+++ EXCERPTED RECORDS
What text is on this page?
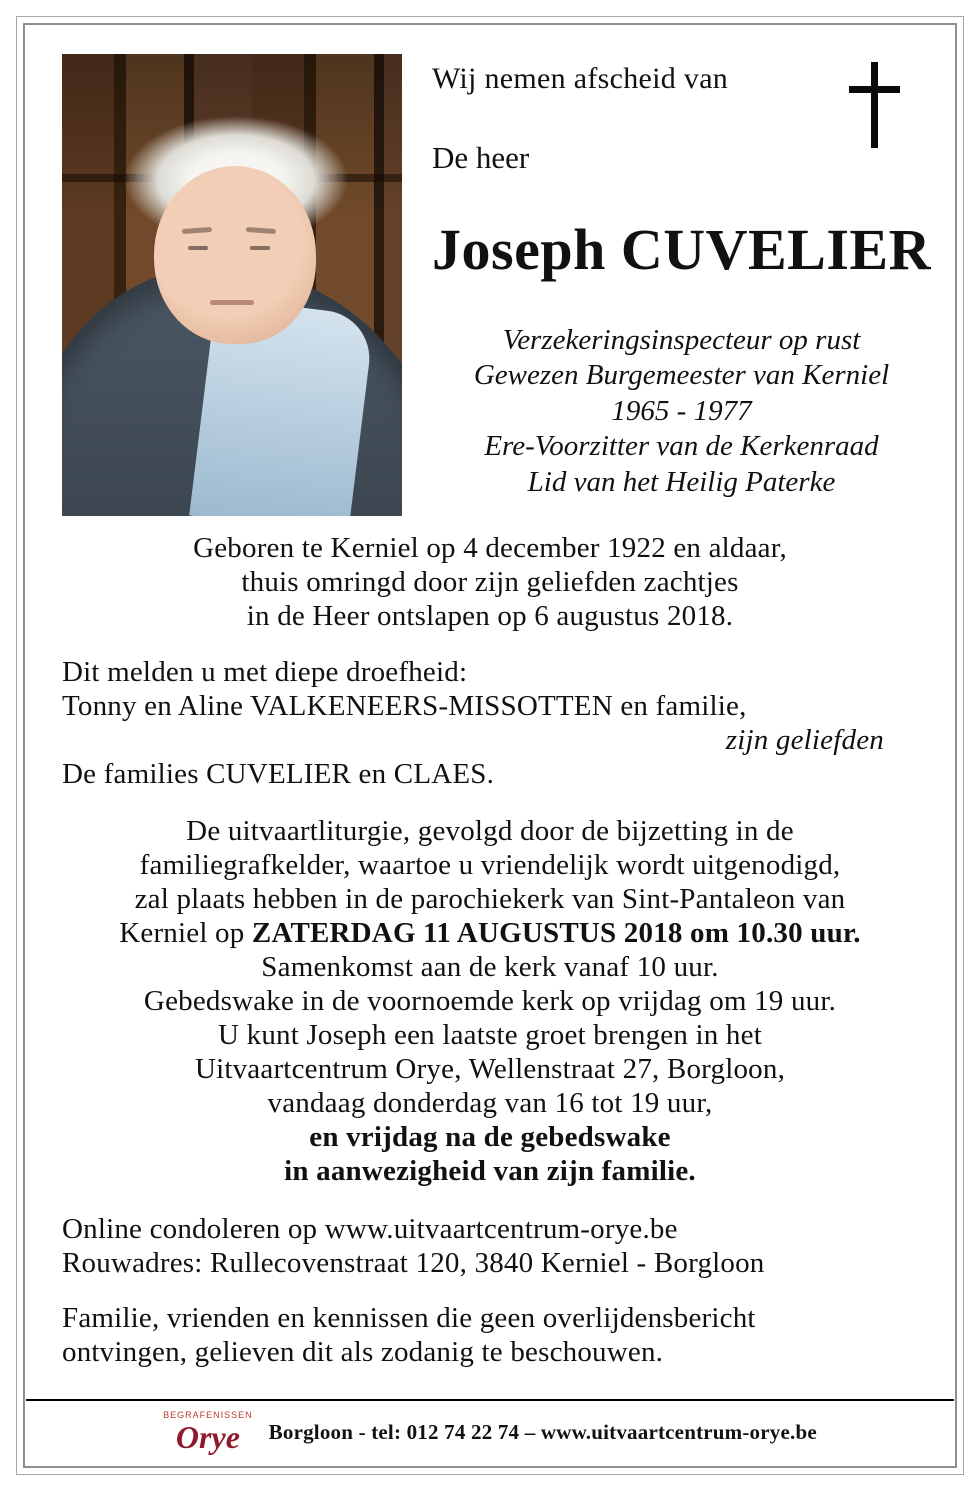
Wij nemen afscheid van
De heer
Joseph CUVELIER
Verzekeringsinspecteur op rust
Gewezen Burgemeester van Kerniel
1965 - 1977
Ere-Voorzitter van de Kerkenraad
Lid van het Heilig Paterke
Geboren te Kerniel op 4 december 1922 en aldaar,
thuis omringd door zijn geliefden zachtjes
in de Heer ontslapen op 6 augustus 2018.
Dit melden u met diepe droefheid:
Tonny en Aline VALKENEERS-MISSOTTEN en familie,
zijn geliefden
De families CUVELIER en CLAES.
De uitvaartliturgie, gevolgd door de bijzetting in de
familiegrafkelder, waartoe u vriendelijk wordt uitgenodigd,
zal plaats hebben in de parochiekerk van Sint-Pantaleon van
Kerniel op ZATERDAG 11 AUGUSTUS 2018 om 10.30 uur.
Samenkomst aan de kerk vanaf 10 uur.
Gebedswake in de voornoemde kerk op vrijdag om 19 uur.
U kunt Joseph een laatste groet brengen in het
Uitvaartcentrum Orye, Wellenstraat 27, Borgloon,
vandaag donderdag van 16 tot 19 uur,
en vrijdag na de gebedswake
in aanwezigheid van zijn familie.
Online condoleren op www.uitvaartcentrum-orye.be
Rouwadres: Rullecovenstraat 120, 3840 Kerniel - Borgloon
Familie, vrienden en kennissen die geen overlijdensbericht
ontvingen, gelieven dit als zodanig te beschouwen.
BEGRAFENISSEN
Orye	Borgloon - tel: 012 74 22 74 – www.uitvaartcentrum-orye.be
++++++
GIVEN EXERCISE: Transcribe every record above exactly as written, leaving out any pictures.

REPLY:
What text is on this page?
Wij nemen afscheid van
De heer
Joseph CUVELIER
Verzekeringsinspecteur op rust
Gewezen Burgemeester van Kerniel
1965 - 1977
Ere-Voorzitter van de Kerkenraad
Lid van het Heilig Paterke
Geboren te Kerniel op 4 december 1922 en aldaar,
thuis omringd door zijn geliefden zachtjes
in de Heer ontslapen op 6 augustus 2018.
Dit melden u met diepe droefheid:
Tonny en Aline VALKENEERS-MISSOTTEN en familie,
zijn geliefden
De families CUVELIER en CLAES.
De uitvaartliturgie, gevolgd door de bijzetting in de
familiegrafkelder, waartoe u vriendelijk wordt uitgenodigd,
zal plaats hebben in de parochiekerk van Sint-Pantaleon van
Kerniel op ZATERDAG 11 AUGUSTUS 2018 om 10.30 uur.
Samenkomst aan de kerk vanaf 10 uur.
Gebedswake in de voornoemde kerk op vrijdag om 19 uur.
U kunt Joseph een laatste groet brengen in het
Uitvaartcentrum Orye, Wellenstraat 27, Borgloon,
vandaag donderdag van 16 tot 19 uur,
en vrijdag na de gebedswake
in aanwezigheid van zijn familie.
Online condoleren op www.uitvaartcentrum-orye.be
Rouwadres: Rullecovenstraat 120, 3840 Kerniel - Borgloon
Familie, vrienden en kennissen die geen overlijdensbericht
ontvingen, gelieven dit als zodanig te beschouwen.
BEGRAFENISSEN
Orye	Borgloon - tel: 012 74 22 74 – www.uitvaartcentrum-orye.be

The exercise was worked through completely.